### What to produce
Reproduce the records below in full and word for word, excluding pictures.

### Stored items
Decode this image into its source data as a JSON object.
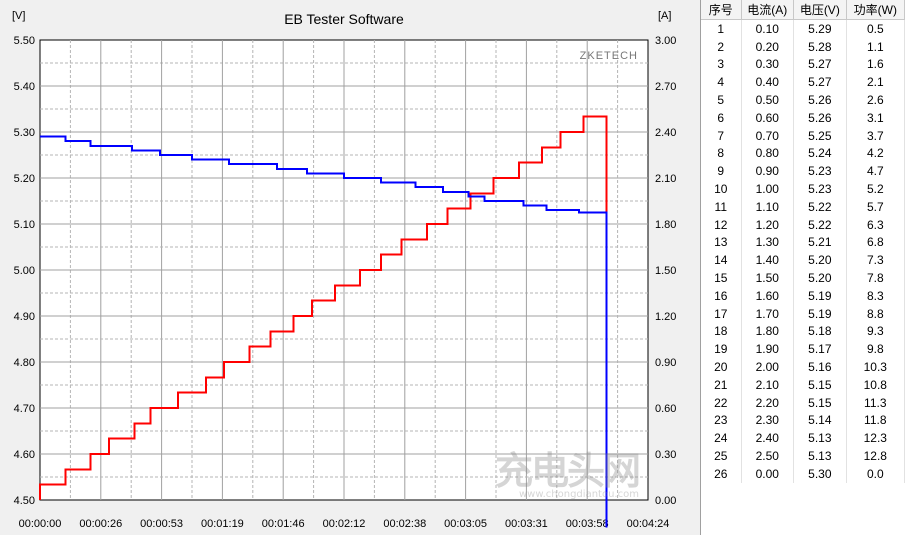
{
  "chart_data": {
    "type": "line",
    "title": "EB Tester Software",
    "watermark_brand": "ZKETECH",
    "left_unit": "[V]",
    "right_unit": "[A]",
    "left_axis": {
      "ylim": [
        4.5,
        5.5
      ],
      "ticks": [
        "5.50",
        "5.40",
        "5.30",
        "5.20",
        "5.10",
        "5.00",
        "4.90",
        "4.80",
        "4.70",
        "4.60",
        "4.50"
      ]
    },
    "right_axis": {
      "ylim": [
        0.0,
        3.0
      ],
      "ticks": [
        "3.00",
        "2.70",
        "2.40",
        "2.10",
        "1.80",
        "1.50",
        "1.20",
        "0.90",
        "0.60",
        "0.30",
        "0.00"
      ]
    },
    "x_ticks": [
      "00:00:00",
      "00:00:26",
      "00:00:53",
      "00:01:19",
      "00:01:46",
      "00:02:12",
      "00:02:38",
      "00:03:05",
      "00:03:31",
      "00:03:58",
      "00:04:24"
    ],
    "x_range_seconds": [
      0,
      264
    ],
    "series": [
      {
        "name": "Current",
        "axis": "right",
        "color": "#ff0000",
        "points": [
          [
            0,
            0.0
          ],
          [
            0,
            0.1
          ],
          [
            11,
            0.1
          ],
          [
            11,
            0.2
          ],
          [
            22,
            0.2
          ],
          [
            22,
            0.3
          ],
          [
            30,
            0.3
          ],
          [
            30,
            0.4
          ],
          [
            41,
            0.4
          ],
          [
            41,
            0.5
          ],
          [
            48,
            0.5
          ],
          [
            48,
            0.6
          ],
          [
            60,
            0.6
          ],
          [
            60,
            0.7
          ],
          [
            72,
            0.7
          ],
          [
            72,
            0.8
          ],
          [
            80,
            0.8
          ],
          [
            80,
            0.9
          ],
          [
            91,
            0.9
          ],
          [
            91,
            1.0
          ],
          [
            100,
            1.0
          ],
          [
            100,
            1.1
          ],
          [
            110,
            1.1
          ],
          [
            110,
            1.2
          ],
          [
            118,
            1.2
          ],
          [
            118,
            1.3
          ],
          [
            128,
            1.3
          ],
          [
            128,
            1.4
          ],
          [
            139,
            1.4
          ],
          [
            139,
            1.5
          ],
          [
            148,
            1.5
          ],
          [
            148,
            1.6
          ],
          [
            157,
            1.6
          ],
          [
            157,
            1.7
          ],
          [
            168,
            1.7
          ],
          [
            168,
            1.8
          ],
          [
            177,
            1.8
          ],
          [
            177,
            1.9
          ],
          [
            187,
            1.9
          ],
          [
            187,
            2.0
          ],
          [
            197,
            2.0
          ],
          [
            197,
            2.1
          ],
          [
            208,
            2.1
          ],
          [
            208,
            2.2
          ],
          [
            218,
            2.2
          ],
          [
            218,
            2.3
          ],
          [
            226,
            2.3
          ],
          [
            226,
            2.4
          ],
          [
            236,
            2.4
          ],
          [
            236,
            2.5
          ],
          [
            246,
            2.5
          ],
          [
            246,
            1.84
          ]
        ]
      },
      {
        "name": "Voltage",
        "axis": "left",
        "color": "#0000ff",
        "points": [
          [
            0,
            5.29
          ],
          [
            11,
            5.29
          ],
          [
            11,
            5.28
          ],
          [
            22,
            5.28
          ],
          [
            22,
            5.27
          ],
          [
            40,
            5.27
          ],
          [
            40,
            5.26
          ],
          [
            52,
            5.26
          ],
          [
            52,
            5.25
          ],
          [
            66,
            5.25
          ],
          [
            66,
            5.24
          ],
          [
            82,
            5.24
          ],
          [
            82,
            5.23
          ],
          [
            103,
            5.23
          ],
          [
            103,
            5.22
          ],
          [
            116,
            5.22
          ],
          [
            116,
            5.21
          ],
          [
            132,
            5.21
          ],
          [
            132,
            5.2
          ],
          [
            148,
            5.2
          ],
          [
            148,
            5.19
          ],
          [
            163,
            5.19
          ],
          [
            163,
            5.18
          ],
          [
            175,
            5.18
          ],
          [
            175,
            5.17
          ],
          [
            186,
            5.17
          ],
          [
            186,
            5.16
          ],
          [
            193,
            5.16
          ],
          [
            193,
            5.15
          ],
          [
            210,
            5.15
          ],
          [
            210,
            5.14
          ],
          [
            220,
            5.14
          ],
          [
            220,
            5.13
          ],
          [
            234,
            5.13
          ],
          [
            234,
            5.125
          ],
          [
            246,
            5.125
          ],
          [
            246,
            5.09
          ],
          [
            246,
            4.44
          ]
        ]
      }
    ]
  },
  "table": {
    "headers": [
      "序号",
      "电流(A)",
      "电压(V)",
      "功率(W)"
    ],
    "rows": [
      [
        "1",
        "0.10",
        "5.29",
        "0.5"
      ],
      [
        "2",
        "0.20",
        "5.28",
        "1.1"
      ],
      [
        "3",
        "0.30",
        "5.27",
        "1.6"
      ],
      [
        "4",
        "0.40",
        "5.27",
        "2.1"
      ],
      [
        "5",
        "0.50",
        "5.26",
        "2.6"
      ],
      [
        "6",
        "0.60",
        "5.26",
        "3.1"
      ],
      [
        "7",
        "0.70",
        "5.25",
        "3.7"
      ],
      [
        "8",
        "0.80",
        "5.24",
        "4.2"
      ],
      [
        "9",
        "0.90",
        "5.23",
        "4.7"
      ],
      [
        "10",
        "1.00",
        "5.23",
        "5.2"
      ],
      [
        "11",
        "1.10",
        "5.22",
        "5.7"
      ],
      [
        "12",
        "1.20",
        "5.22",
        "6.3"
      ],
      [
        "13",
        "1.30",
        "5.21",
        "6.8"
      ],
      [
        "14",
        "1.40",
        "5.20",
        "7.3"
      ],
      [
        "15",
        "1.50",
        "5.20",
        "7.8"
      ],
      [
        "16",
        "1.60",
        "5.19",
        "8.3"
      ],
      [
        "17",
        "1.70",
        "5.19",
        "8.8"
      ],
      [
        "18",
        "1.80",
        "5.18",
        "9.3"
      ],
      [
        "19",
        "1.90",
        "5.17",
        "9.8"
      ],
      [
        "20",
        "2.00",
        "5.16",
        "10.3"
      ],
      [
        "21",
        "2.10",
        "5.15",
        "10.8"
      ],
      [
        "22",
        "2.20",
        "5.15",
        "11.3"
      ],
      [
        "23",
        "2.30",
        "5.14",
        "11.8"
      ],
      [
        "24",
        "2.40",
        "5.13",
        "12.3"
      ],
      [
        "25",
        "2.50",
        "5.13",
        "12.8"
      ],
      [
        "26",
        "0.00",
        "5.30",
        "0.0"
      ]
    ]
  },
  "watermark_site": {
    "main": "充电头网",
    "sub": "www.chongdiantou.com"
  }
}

### Exercise solution
Decode this image into its source data as a JSON object.
{
  "chart_data": {
    "type": "line",
    "title": "EB Tester Software",
    "watermark_brand": "ZKETECH",
    "left_unit": "[V]",
    "right_unit": "[A]",
    "left_axis": {
      "ylim": [
        4.5,
        5.5
      ],
      "ticks": [
        "5.50",
        "5.40",
        "5.30",
        "5.20",
        "5.10",
        "5.00",
        "4.90",
        "4.80",
        "4.70",
        "4.60",
        "4.50"
      ]
    },
    "right_axis": {
      "ylim": [
        0.0,
        3.0
      ],
      "ticks": [
        "3.00",
        "2.70",
        "2.40",
        "2.10",
        "1.80",
        "1.50",
        "1.20",
        "0.90",
        "0.60",
        "0.30",
        "0.00"
      ]
    },
    "x_ticks": [
      "00:00:00",
      "00:00:26",
      "00:00:53",
      "00:01:19",
      "00:01:46",
      "00:02:12",
      "00:02:38",
      "00:03:05",
      "00:03:31",
      "00:03:58",
      "00:04:24"
    ],
    "x_range_seconds": [
      0,
      264
    ],
    "series": [
      {
        "name": "Current",
        "axis": "right",
        "color": "#ff0000",
        "points": [
          [
            0,
            0.0
          ],
          [
            0,
            0.1
          ],
          [
            11,
            0.1
          ],
          [
            11,
            0.2
          ],
          [
            22,
            0.2
          ],
          [
            22,
            0.3
          ],
          [
            30,
            0.3
          ],
          [
            30,
            0.4
          ],
          [
            41,
            0.4
          ],
          [
            41,
            0.5
          ],
          [
            48,
            0.5
          ],
          [
            48,
            0.6
          ],
          [
            60,
            0.6
          ],
          [
            60,
            0.7
          ],
          [
            72,
            0.7
          ],
          [
            72,
            0.8
          ],
          [
            80,
            0.8
          ],
          [
            80,
            0.9
          ],
          [
            91,
            0.9
          ],
          [
            91,
            1.0
          ],
          [
            100,
            1.0
          ],
          [
            100,
            1.1
          ],
          [
            110,
            1.1
          ],
          [
            110,
            1.2
          ],
          [
            118,
            1.2
          ],
          [
            118,
            1.3
          ],
          [
            128,
            1.3
          ],
          [
            128,
            1.4
          ],
          [
            139,
            1.4
          ],
          [
            139,
            1.5
          ],
          [
            148,
            1.5
          ],
          [
            148,
            1.6
          ],
          [
            157,
            1.6
          ],
          [
            157,
            1.7
          ],
          [
            168,
            1.7
          ],
          [
            168,
            1.8
          ],
          [
            177,
            1.8
          ],
          [
            177,
            1.9
          ],
          [
            187,
            1.9
          ],
          [
            187,
            2.0
          ],
          [
            197,
            2.0
          ],
          [
            197,
            2.1
          ],
          [
            208,
            2.1
          ],
          [
            208,
            2.2
          ],
          [
            218,
            2.2
          ],
          [
            218,
            2.3
          ],
          [
            226,
            2.3
          ],
          [
            226,
            2.4
          ],
          [
            236,
            2.4
          ],
          [
            236,
            2.5
          ],
          [
            246,
            2.5
          ],
          [
            246,
            1.84
          ]
        ]
      },
      {
        "name": "Voltage",
        "axis": "left",
        "color": "#0000ff",
        "points": [
          [
            0,
            5.29
          ],
          [
            11,
            5.29
          ],
          [
            11,
            5.28
          ],
          [
            22,
            5.28
          ],
          [
            22,
            5.27
          ],
          [
            40,
            5.27
          ],
          [
            40,
            5.26
          ],
          [
            52,
            5.26
          ],
          [
            52,
            5.25
          ],
          [
            66,
            5.25
          ],
          [
            66,
            5.24
          ],
          [
            82,
            5.24
          ],
          [
            82,
            5.23
          ],
          [
            103,
            5.23
          ],
          [
            103,
            5.22
          ],
          [
            116,
            5.22
          ],
          [
            116,
            5.21
          ],
          [
            132,
            5.21
          ],
          [
            132,
            5.2
          ],
          [
            148,
            5.2
          ],
          [
            148,
            5.19
          ],
          [
            163,
            5.19
          ],
          [
            163,
            5.18
          ],
          [
            175,
            5.18
          ],
          [
            175,
            5.17
          ],
          [
            186,
            5.17
          ],
          [
            186,
            5.16
          ],
          [
            193,
            5.16
          ],
          [
            193,
            5.15
          ],
          [
            210,
            5.15
          ],
          [
            210,
            5.14
          ],
          [
            220,
            5.14
          ],
          [
            220,
            5.13
          ],
          [
            234,
            5.13
          ],
          [
            234,
            5.125
          ],
          [
            246,
            5.125
          ],
          [
            246,
            5.09
          ],
          [
            246,
            4.44
          ]
        ]
      }
    ]
  },
  "table": {
    "headers": [
      "序号",
      "电流(A)",
      "电压(V)",
      "功率(W)"
    ],
    "rows": [
      [
        "1",
        "0.10",
        "5.29",
        "0.5"
      ],
      [
        "2",
        "0.20",
        "5.28",
        "1.1"
      ],
      [
        "3",
        "0.30",
        "5.27",
        "1.6"
      ],
      [
        "4",
        "0.40",
        "5.27",
        "2.1"
      ],
      [
        "5",
        "0.50",
        "5.26",
        "2.6"
      ],
      [
        "6",
        "0.60",
        "5.26",
        "3.1"
      ],
      [
        "7",
        "0.70",
        "5.25",
        "3.7"
      ],
      [
        "8",
        "0.80",
        "5.24",
        "4.2"
      ],
      [
        "9",
        "0.90",
        "5.23",
        "4.7"
      ],
      [
        "10",
        "1.00",
        "5.23",
        "5.2"
      ],
      [
        "11",
        "1.10",
        "5.22",
        "5.7"
      ],
      [
        "12",
        "1.20",
        "5.22",
        "6.3"
      ],
      [
        "13",
        "1.30",
        "5.21",
        "6.8"
      ],
      [
        "14",
        "1.40",
        "5.20",
        "7.3"
      ],
      [
        "15",
        "1.50",
        "5.20",
        "7.8"
      ],
      [
        "16",
        "1.60",
        "5.19",
        "8.3"
      ],
      [
        "17",
        "1.70",
        "5.19",
        "8.8"
      ],
      [
        "18",
        "1.80",
        "5.18",
        "9.3"
      ],
      [
        "19",
        "1.90",
        "5.17",
        "9.8"
      ],
      [
        "20",
        "2.00",
        "5.16",
        "10.3"
      ],
      [
        "21",
        "2.10",
        "5.15",
        "10.8"
      ],
      [
        "22",
        "2.20",
        "5.15",
        "11.3"
      ],
      [
        "23",
        "2.30",
        "5.14",
        "11.8"
      ],
      [
        "24",
        "2.40",
        "5.13",
        "12.3"
      ],
      [
        "25",
        "2.50",
        "5.13",
        "12.8"
      ],
      [
        "26",
        "0.00",
        "5.30",
        "0.0"
      ]
    ]
  },
  "watermark_site": {
    "main": "充电头网",
    "sub": "www.chongdiantou.com"
  }
}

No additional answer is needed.